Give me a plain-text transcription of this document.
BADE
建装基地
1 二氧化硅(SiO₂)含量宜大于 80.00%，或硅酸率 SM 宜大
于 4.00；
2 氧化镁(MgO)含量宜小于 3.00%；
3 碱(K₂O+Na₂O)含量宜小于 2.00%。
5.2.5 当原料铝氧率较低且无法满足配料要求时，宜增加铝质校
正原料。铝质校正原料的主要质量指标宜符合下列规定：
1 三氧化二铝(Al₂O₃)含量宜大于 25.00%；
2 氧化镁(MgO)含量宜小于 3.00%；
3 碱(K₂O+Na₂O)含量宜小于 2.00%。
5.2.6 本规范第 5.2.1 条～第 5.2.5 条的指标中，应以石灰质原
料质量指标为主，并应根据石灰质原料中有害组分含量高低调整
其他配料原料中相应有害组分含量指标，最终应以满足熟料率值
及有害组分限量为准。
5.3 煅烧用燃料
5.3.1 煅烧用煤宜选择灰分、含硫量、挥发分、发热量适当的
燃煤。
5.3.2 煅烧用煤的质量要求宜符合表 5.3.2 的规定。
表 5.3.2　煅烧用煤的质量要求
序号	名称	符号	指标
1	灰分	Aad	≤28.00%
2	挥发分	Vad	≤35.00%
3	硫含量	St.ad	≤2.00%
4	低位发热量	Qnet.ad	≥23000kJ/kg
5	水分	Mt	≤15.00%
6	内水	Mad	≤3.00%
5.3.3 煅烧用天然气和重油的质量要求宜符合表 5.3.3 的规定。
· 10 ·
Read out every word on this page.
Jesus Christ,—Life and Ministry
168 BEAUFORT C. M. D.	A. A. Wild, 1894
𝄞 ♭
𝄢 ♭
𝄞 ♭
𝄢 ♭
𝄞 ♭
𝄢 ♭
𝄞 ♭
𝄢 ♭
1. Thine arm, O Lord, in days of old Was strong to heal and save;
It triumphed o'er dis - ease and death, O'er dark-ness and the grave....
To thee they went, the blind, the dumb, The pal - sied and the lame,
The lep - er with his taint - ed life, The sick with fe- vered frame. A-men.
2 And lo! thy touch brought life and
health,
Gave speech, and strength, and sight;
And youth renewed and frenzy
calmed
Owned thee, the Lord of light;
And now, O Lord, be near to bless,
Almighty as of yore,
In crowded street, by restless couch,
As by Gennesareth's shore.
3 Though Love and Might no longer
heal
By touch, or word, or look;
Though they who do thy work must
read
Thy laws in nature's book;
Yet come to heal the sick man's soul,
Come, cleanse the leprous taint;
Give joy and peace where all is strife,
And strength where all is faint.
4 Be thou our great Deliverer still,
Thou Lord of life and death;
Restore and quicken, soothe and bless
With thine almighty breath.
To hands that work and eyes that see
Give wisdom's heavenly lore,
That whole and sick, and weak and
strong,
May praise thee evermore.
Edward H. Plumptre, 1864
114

WHAT IS REQUIRED: Return every line from the one holding "Read out every word on this page." through the end of the data, exactly as it appears, with both ends kept and nothing else.

TASK ANSWER:
Read out every word on this page.
Jesus Christ,—Life and Ministry
168 BEAUFORT C. M. D.	A. A. Wild, 1894
𝄞 ♭
𝄢 ♭
𝄞 ♭
𝄢 ♭
𝄞 ♭
𝄢 ♭
𝄞 ♭
𝄢 ♭
1. Thine arm, O Lord, in days of old Was strong to heal and save;
It triumphed o'er dis - ease and death, O'er dark-ness and the grave....
To thee they went, the blind, the dumb, The pal - sied and the lame,
The lep - er with his taint - ed life, The sick with fe- vered frame. A-men.
2 And lo! thy touch brought life and
health,
Gave speech, and strength, and sight;
And youth renewed and frenzy
calmed
Owned thee, the Lord of light;
And now, O Lord, be near to bless,
Almighty as of yore,
In crowded street, by restless couch,
As by Gennesareth's shore.
3 Though Love and Might no longer
heal
By touch, or word, or look;
Though they who do thy work must
read
Thy laws in nature's book;
Yet come to heal the sick man's soul,
Come, cleanse the leprous taint;
Give joy and peace where all is strife,
And strength where all is faint.
4 Be thou our great Deliverer still,
Thou Lord of life and death;
Restore and quicken, soothe and bless
With thine almighty breath.
To hands that work and eyes that see
Give wisdom's heavenly lore,
That whole and sick, and weak and
strong,
May praise thee evermore.
Edward H. Plumptre, 1864
114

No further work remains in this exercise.